>>>>

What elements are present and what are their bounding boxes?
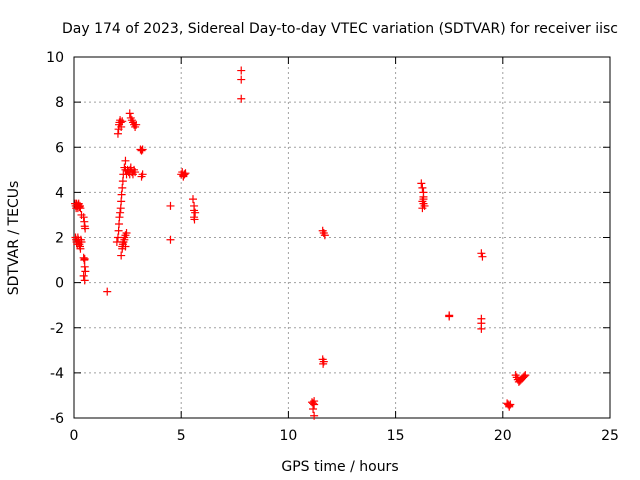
data-point (80, 276, 89, 285)
x-tick-label: 15 (387, 428, 405, 444)
data-point (79, 271, 88, 280)
data-point (79, 213, 88, 222)
data-point (103, 287, 112, 296)
data-point (521, 371, 530, 380)
y-tick-label: -2 (50, 321, 64, 337)
y-tick-label: 10 (46, 50, 64, 66)
data-point (190, 206, 199, 215)
data-point (319, 359, 328, 368)
data-point (125, 109, 134, 118)
data-point (118, 177, 127, 186)
x-tick-label: 10 (279, 428, 297, 444)
data-point (180, 170, 189, 179)
data-point (310, 411, 319, 420)
data-point (114, 226, 123, 235)
data-point (445, 312, 454, 321)
data-point (118, 183, 127, 192)
chart-title: Day 174 of 2023, Sidereal Day-to-day VTE… (62, 21, 618, 37)
data-point (520, 372, 529, 381)
y-tick-label: 6 (55, 140, 64, 156)
data-point (419, 195, 428, 204)
data-point (117, 197, 126, 206)
data-point (478, 252, 487, 261)
data-point (80, 254, 89, 263)
data-point (506, 400, 515, 409)
y-tick-label: 4 (55, 185, 64, 201)
data-point (80, 262, 89, 271)
data-point (117, 190, 126, 199)
x-tick-label: 25 (601, 428, 619, 444)
data-point (137, 146, 146, 155)
data-point (113, 129, 122, 138)
data-point (121, 242, 130, 251)
data-point (76, 204, 85, 213)
x-axis-label: GPS time / hours (281, 459, 398, 475)
y-tick-label: 8 (55, 95, 64, 111)
data-point (310, 397, 319, 406)
data-point (118, 117, 127, 126)
data-point (117, 251, 126, 260)
data-point (77, 238, 86, 247)
data-point (75, 203, 84, 212)
data-point (418, 183, 427, 192)
data-point (115, 219, 124, 228)
y-tick-label: -4 (50, 366, 64, 382)
y-tick-label: 2 (55, 231, 64, 247)
x-tick-label: 20 (494, 428, 512, 444)
data-point (81, 267, 90, 276)
y-axis-label: SDTVAR / TECUs (6, 181, 22, 296)
data-point (138, 145, 147, 154)
data-point (237, 66, 246, 75)
data-point (116, 204, 125, 213)
x-tick-label: 0 (70, 428, 79, 444)
data-point (237, 75, 246, 84)
data-point (237, 94, 246, 103)
data-point (115, 213, 124, 222)
y-tick-label: -6 (50, 411, 64, 427)
y-tick-label: 0 (55, 276, 64, 292)
data-point (166, 235, 175, 244)
data-point (188, 195, 197, 204)
axis-ticks: 0 5 10 15 20 25 -6 -4 -2 0 2 4 6 8 10 (46, 50, 619, 444)
data-point (138, 170, 147, 179)
data-point (132, 120, 141, 129)
data-point (121, 156, 130, 165)
data-point (418, 204, 427, 213)
data-point (76, 244, 85, 253)
x-tick-label: 5 (177, 428, 186, 444)
data-point (417, 179, 426, 188)
data-point (320, 231, 329, 240)
data-point (117, 122, 126, 131)
data-point (179, 171, 188, 180)
data-point (309, 404, 318, 413)
data-point (122, 228, 131, 237)
data-point (131, 168, 140, 177)
data-point (190, 215, 199, 224)
data-point (81, 224, 90, 233)
data-point (477, 324, 486, 333)
data-point (477, 249, 486, 258)
data-point (166, 201, 175, 210)
data-point (120, 235, 129, 244)
data-point (116, 208, 125, 217)
grid-lines (74, 57, 610, 418)
data-points (71, 66, 530, 420)
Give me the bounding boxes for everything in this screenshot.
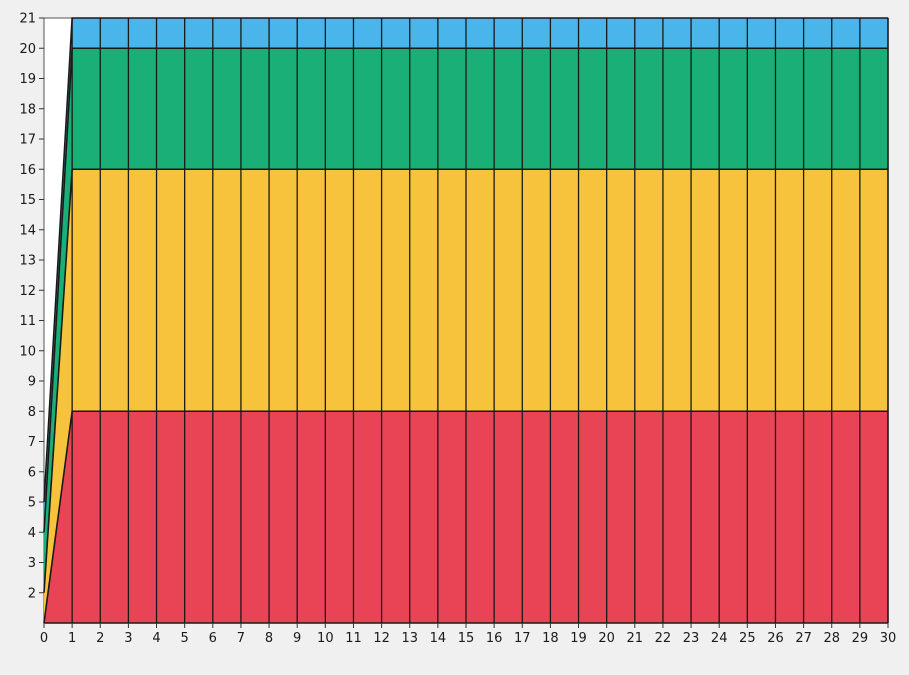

<<<<

## [Goal of the exercise]
Can you pull out everything in the records from the line containing "data-point (80, 276, 89, 285)" down to the line containing "x-tick-label: 5 (177, 428, 186, 444)", including both of those lines and keeping each one unchanged?

## [Solution for this problem]
data-point (80, 276, 89, 285)
x-tick-label: 15 (387, 428, 405, 444)
data-point (79, 271, 88, 280)
data-point (79, 213, 88, 222)
data-point (103, 287, 112, 296)
data-point (521, 371, 530, 380)
y-tick-label: -2 (50, 321, 64, 337)
y-tick-label: 10 (46, 50, 64, 66)
data-point (190, 206, 199, 215)
data-point (319, 359, 328, 368)
data-point (125, 109, 134, 118)
data-point (118, 177, 127, 186)
x-tick-label: 10 (279, 428, 297, 444)
data-point (180, 170, 189, 179)
data-point (310, 411, 319, 420)
data-point (114, 226, 123, 235)
data-point (445, 312, 454, 321)
data-point (118, 183, 127, 192)
chart-title: Day 174 of 2023, Sidereal Day-to-day VTE… (62, 21, 618, 37)
data-point (520, 372, 529, 381)
y-tick-label: 6 (55, 140, 64, 156)
data-point (419, 195, 428, 204)
data-point (117, 197, 126, 206)
data-point (478, 252, 487, 261)
data-point (80, 254, 89, 263)
data-point (506, 400, 515, 409)
y-tick-label: 4 (55, 185, 64, 201)
data-point (80, 262, 89, 271)
data-point (117, 190, 126, 199)
x-tick-label: 25 (601, 428, 619, 444)
data-point (137, 146, 146, 155)
data-point (113, 129, 122, 138)
data-point (121, 242, 130, 251)
data-point (76, 204, 85, 213)
x-axis-label: GPS time / hours (281, 459, 398, 475)
y-tick-label: 8 (55, 95, 64, 111)
data-point (310, 397, 319, 406)
data-point (118, 117, 127, 126)
data-point (117, 251, 126, 260)
data-point (77, 238, 86, 247)
data-point (75, 203, 84, 212)
data-point (418, 183, 427, 192)
data-point (115, 219, 124, 228)
y-tick-label: -4 (50, 366, 64, 382)
y-tick-label: 2 (55, 231, 64, 247)
x-tick-label: 20 (494, 428, 512, 444)
data-point (81, 267, 90, 276)
y-axis-label: SDTVAR / TECUs (6, 181, 22, 296)
data-point (138, 145, 147, 154)
data-point (237, 66, 246, 75)
data-point (116, 204, 125, 213)
x-tick-label: 0 (70, 428, 79, 444)
data-point (237, 75, 246, 84)
data-point (237, 94, 246, 103)
data-point (115, 213, 124, 222)
y-tick-label: -6 (50, 411, 64, 427)
y-tick-label: 0 (55, 276, 64, 292)
data-point (166, 235, 175, 244)
data-point (188, 195, 197, 204)
axis-ticks: 0 5 10 15 20 25 -6 -4 -2 0 2 4 6 8 10 (46, 50, 619, 444)
data-point (138, 170, 147, 179)
data-point (132, 120, 141, 129)
data-point (121, 156, 130, 165)
data-point (418, 204, 427, 213)
data-point (76, 244, 85, 253)
x-tick-label: 5 (177, 428, 186, 444)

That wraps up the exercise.